■ **Required work**: Set down the full listing exactly as given. Any pictures are to be left out.

*** Rows ***

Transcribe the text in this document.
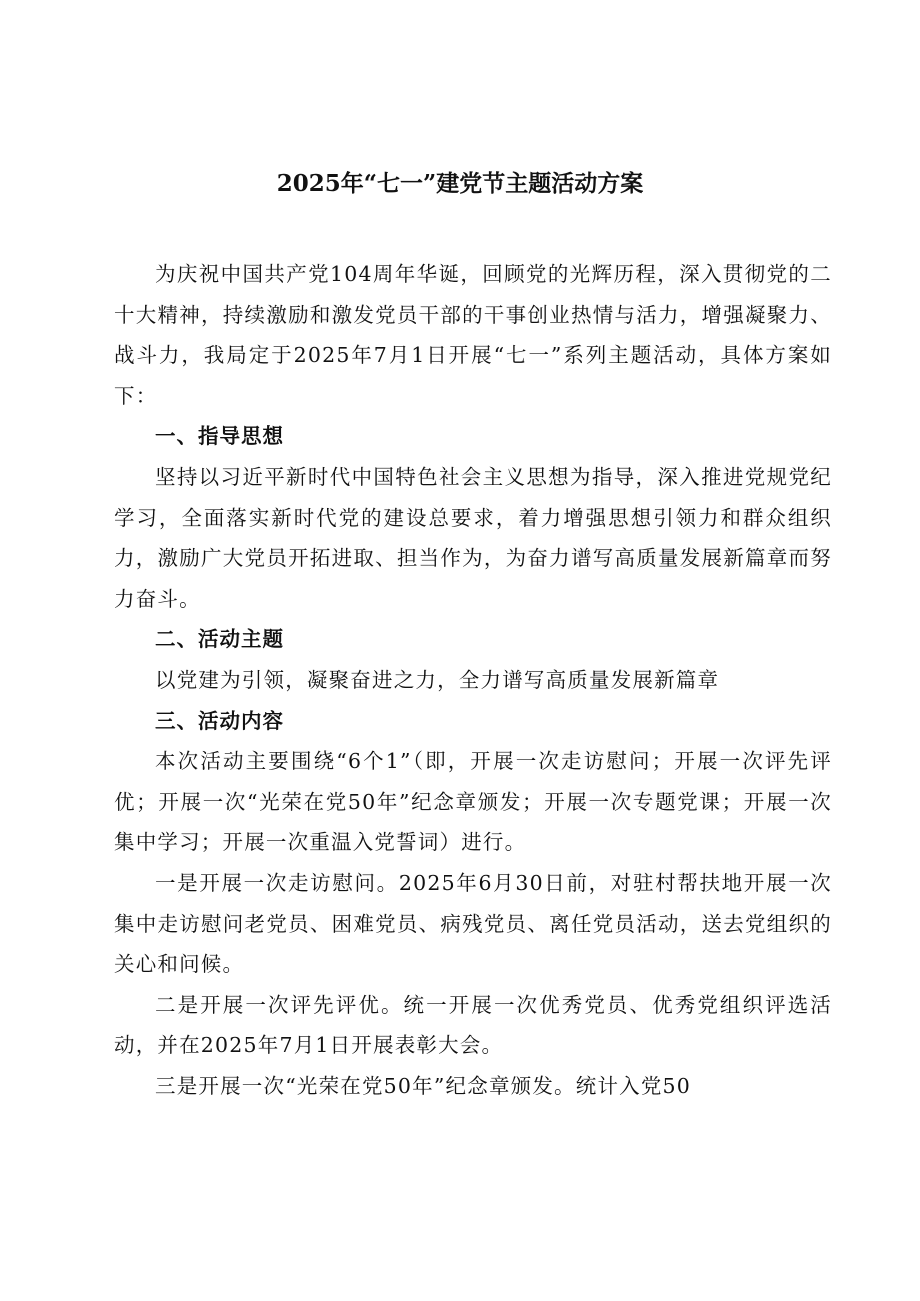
2025年“七一”建党节主题活动方案

为庆祝中国共产党104周年华诞，回顾党的光辉历程，深入贯彻党的二十大精神，持续激励和激发党员干部的干事创业热情与活力，增强凝聚力、战斗力，我局定于2025年7月1日开展“七一”系列主题活动，具体方案如下：

一、指导思想

坚持以习近平新时代中国特色社会主义思想为指导，深入推进党规党纪学习，全面落实新时代党的建设总要求，着力增强思想引领力和群众组织力，激励广大党员开拓进取、担当作为，为奋力谱写高质量发展新篇章而努力奋斗。

二、活动主题

以党建为引领，凝聚奋进之力，全力谱写高质量发展新篇章

三、活动内容

本次活动主要围绕“6个1”（即，开展一次走访慰问；开展一次评先评优；开展一次“光荣在党50年”纪念章颁发；开展一次专题党课；开展一次集中学习；开展一次重温入党誓词）进行。

一是开展一次走访慰问。2025年6月30日前，对驻村帮扶地开展一次集中走访慰问老党员、困难党员、病残党员、离任党员活动，送去党组织的关心和问候。

二是开展一次评先评优。统一开展一次优秀党员、优秀党组织评选活动，并在2025年7月1日开展表彰大会。

三是开展一次“光荣在党50年”纪念章颁发。统计入党50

***

■ **Result for this task**:
Transcribe the text in this document.
2025年“七一”建党节主题活动方案

为庆祝中国共产党104周年华诞，回顾党的光辉历程，深入贯彻党的二十大精神，持续激励和激发党员干部的干事创业热情与活力，增强凝聚力、战斗力，我局定于2025年7月1日开展“七一”系列主题活动，具体方案如下：

一、指导思想

坚持以习近平新时代中国特色社会主义思想为指导，深入推进党规党纪学习，全面落实新时代党的建设总要求，着力增强思想引领力和群众组织力，激励广大党员开拓进取、担当作为，为奋力谱写高质量发展新篇章而努力奋斗。

二、活动主题

以党建为引领，凝聚奋进之力，全力谱写高质量发展新篇章

三、活动内容

本次活动主要围绕“6个1”（即，开展一次走访慰问；开展一次评先评优；开展一次“光荣在党50年”纪念章颁发；开展一次专题党课；开展一次集中学习；开展一次重温入党誓词）进行。

一是开展一次走访慰问。2025年6月30日前，对驻村帮扶地开展一次集中走访慰问老党员、困难党员、病残党员、离任党员活动，送去党组织的关心和问候。

二是开展一次评先评优。统一开展一次优秀党员、优秀党组织评选活动，并在2025年7月1日开展表彰大会。

三是开展一次“光荣在党50年”纪念章颁发。统计入党50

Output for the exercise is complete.